#### Given instruction:
Show all lines holding the string "project".

— START OF Exercise material —

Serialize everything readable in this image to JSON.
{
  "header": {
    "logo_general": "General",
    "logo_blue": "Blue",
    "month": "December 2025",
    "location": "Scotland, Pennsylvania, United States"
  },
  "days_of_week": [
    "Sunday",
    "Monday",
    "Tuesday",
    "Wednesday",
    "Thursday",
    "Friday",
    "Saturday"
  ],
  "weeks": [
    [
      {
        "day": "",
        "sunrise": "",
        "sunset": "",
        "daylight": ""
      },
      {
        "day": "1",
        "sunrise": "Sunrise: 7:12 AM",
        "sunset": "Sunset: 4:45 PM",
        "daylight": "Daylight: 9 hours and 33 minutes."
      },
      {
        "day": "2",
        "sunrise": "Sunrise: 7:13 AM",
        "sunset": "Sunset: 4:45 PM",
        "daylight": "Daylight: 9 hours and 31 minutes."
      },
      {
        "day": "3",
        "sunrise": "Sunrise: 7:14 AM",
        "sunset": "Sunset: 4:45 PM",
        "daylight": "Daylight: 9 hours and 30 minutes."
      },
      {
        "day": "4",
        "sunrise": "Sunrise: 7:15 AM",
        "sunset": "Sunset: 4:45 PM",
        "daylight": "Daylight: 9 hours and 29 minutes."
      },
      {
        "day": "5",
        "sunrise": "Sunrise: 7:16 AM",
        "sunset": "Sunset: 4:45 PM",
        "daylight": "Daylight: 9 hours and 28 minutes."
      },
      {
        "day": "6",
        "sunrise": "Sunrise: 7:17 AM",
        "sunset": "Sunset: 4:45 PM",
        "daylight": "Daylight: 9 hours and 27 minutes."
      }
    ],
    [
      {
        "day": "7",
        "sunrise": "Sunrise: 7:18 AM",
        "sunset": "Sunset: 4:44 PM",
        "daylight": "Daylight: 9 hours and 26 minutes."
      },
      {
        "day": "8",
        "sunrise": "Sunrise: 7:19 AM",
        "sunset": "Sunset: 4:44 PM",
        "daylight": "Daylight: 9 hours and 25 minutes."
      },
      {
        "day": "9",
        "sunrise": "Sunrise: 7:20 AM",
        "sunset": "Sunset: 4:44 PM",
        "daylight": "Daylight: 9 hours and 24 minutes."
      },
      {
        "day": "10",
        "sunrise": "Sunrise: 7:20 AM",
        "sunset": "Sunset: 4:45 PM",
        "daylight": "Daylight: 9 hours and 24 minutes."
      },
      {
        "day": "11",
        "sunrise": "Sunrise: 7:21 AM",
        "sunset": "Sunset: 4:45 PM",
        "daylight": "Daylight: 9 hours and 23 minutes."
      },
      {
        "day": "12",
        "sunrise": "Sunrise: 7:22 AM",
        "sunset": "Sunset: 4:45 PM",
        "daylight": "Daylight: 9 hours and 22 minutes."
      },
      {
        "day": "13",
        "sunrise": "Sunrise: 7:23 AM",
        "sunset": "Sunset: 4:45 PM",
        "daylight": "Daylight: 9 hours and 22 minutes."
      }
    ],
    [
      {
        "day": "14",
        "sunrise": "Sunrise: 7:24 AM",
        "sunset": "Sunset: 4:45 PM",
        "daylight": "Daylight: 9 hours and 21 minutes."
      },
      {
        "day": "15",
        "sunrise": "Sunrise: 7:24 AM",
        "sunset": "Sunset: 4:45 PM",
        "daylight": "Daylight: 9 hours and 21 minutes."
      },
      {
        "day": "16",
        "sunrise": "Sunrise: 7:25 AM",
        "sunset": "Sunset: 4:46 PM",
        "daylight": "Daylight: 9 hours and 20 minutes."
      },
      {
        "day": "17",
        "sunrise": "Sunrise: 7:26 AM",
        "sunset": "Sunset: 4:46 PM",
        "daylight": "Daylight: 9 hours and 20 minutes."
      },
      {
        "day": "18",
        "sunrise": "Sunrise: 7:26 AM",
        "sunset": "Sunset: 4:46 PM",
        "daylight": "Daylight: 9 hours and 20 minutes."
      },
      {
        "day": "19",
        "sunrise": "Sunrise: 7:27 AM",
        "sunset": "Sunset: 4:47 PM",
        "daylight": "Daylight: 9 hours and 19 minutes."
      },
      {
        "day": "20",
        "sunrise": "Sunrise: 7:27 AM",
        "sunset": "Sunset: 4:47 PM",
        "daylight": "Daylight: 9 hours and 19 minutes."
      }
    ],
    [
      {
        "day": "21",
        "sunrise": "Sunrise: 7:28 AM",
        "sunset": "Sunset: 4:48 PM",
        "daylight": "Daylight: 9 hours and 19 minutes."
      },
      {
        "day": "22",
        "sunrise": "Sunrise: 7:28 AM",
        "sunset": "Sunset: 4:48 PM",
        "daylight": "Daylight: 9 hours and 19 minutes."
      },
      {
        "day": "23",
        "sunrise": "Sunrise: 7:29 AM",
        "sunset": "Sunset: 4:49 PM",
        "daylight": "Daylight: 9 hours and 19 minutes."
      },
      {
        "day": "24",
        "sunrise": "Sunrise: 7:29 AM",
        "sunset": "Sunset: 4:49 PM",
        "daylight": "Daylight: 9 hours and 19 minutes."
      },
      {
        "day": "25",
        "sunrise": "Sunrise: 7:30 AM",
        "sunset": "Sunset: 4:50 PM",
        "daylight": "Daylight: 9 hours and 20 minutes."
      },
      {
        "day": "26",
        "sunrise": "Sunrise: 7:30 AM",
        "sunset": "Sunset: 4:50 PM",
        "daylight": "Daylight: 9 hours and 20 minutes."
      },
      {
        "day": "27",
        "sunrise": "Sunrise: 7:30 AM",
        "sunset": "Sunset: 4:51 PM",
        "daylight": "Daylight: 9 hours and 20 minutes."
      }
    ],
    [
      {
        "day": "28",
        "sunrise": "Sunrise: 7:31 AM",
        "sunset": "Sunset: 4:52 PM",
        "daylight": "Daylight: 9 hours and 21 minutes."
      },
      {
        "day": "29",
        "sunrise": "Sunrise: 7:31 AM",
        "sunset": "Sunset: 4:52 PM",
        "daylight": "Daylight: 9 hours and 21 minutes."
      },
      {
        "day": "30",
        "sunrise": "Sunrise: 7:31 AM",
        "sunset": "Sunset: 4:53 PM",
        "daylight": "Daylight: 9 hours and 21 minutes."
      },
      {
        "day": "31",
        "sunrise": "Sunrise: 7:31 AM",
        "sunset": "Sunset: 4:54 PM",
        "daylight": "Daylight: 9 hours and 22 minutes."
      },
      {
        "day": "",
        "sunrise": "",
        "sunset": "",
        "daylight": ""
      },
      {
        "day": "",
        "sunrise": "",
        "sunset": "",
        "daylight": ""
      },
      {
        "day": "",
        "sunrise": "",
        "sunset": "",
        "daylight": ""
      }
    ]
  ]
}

— END OF Exercise material —
— START OF Exercise material —

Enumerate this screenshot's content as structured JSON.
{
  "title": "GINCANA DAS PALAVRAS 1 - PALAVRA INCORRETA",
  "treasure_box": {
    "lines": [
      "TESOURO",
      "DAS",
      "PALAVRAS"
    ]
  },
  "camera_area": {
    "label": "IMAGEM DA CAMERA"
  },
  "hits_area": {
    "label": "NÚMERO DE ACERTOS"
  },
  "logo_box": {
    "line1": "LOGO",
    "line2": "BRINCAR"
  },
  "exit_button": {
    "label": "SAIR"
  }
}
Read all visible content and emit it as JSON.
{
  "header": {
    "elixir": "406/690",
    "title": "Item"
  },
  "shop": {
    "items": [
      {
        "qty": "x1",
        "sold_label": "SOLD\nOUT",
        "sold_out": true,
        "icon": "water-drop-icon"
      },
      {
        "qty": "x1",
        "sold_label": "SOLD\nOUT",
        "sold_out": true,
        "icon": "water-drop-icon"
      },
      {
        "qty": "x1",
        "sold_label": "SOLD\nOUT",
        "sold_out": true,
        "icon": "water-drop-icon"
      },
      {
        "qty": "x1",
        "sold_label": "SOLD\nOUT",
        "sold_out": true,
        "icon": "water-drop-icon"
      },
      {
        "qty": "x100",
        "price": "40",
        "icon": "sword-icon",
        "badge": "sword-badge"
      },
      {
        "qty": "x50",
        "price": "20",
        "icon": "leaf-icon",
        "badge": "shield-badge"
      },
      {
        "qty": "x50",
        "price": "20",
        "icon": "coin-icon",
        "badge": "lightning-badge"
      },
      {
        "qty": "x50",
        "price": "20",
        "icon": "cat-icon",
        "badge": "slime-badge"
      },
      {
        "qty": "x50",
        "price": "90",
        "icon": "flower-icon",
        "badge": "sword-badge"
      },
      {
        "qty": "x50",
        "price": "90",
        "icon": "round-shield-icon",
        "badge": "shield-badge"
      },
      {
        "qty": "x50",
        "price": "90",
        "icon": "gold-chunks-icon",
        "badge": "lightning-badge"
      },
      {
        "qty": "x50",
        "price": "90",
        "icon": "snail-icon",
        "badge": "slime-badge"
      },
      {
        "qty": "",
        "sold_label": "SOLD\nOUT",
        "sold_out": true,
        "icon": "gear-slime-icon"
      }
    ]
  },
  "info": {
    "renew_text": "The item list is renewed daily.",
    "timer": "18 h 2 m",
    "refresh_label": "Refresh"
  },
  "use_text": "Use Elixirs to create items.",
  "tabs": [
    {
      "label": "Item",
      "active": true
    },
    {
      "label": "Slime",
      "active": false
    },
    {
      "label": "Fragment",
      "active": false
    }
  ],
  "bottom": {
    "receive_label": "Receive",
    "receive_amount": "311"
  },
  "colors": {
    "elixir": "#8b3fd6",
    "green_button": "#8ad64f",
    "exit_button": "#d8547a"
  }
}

— END OF Exercise material —
— START OF Exercise material —

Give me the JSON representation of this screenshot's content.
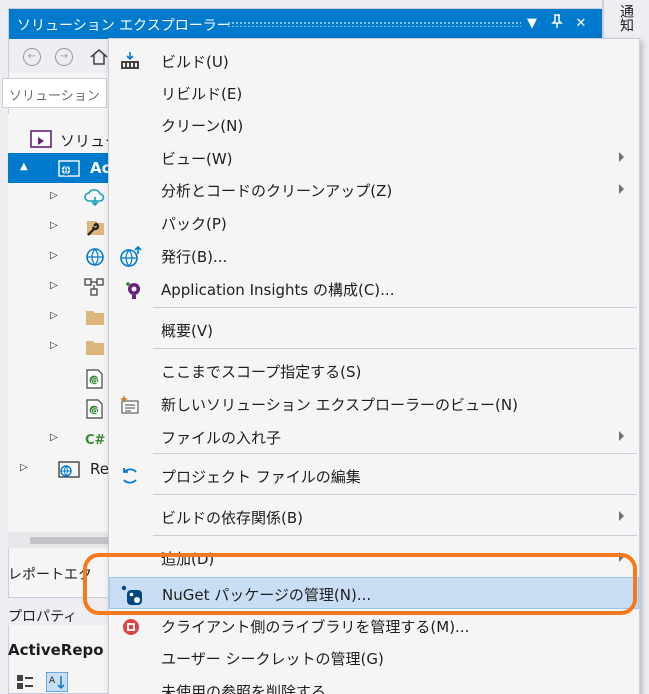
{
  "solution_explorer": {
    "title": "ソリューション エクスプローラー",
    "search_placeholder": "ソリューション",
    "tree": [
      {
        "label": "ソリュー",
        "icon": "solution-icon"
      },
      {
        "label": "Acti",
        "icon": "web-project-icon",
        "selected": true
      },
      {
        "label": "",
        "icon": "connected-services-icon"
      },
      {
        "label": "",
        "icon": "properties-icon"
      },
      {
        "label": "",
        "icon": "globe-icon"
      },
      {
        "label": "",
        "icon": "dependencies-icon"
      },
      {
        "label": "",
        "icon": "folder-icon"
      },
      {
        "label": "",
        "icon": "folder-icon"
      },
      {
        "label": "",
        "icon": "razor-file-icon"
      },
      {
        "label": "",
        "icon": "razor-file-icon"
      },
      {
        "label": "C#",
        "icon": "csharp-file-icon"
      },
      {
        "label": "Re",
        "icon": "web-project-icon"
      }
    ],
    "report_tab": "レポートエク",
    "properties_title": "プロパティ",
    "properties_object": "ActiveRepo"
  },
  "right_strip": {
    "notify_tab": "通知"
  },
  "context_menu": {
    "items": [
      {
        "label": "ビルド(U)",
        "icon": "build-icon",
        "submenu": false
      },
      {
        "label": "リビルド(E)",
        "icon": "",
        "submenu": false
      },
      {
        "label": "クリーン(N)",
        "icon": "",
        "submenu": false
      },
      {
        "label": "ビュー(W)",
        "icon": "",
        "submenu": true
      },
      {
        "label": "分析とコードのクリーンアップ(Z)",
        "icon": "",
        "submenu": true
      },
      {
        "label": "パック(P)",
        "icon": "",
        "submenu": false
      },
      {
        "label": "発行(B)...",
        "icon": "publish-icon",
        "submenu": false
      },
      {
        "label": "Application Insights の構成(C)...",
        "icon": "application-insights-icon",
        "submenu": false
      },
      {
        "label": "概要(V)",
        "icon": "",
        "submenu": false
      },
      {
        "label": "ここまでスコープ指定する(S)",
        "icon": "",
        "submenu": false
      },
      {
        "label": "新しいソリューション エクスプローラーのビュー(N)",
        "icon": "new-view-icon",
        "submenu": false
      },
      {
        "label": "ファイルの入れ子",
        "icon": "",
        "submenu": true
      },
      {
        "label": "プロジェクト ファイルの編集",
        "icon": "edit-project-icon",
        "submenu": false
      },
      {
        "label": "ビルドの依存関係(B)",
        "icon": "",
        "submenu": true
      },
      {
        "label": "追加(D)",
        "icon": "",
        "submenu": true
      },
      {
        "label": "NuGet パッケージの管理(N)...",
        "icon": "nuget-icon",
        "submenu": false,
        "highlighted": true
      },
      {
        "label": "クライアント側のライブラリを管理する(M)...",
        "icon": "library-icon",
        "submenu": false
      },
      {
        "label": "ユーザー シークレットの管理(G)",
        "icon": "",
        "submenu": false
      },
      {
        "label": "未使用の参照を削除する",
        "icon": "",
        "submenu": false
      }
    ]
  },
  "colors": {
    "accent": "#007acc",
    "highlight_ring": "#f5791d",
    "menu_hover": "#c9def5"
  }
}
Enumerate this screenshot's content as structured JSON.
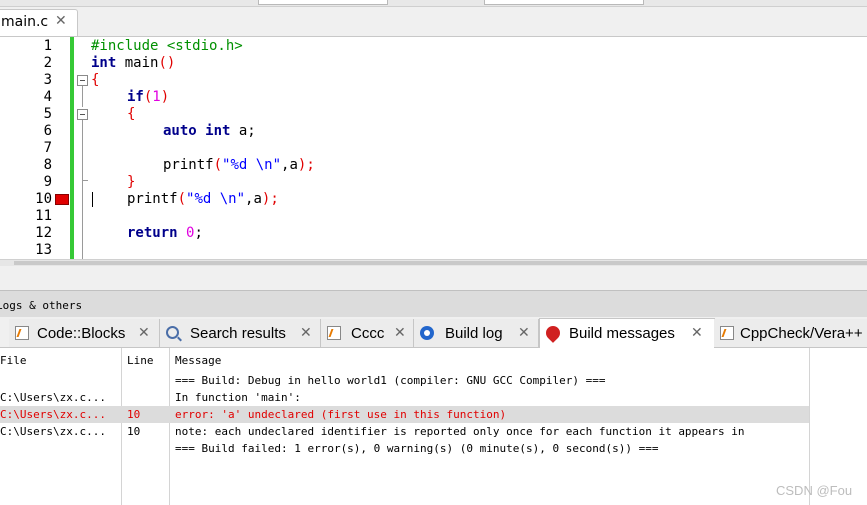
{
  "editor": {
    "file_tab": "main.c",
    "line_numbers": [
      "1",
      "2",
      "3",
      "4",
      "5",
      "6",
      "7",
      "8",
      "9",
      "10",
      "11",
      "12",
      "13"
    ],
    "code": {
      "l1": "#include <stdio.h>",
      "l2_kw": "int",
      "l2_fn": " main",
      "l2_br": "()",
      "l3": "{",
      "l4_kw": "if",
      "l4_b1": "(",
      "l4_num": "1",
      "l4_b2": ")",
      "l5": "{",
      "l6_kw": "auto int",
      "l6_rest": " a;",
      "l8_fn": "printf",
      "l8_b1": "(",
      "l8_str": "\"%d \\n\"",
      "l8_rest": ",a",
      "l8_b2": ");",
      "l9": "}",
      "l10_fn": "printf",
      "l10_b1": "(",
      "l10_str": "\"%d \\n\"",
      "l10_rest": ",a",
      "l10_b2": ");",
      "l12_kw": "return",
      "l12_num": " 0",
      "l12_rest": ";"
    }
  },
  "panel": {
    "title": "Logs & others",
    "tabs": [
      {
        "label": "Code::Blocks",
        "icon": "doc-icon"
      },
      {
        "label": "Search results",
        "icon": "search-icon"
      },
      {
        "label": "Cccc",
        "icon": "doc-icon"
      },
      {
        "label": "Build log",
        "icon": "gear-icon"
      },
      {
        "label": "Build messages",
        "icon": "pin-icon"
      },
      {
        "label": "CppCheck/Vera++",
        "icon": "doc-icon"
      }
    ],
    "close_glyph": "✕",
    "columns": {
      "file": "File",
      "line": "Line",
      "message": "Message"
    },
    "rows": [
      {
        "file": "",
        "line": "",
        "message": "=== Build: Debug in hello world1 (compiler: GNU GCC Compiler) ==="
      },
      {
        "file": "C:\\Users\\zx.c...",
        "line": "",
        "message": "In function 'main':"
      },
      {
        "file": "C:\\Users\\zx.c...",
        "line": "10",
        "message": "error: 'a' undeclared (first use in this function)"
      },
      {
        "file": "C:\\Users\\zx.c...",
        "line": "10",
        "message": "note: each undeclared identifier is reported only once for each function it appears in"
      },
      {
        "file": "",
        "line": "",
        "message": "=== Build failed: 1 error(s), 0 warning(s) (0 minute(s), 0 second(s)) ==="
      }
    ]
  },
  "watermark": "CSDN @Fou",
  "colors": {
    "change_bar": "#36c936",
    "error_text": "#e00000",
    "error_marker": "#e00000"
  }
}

— END OF Exercise material —

#### Result for this task:
        "icon": "web-project-icon",
        "icon": "web-project-icon"
        "icon": "edit-project-icon",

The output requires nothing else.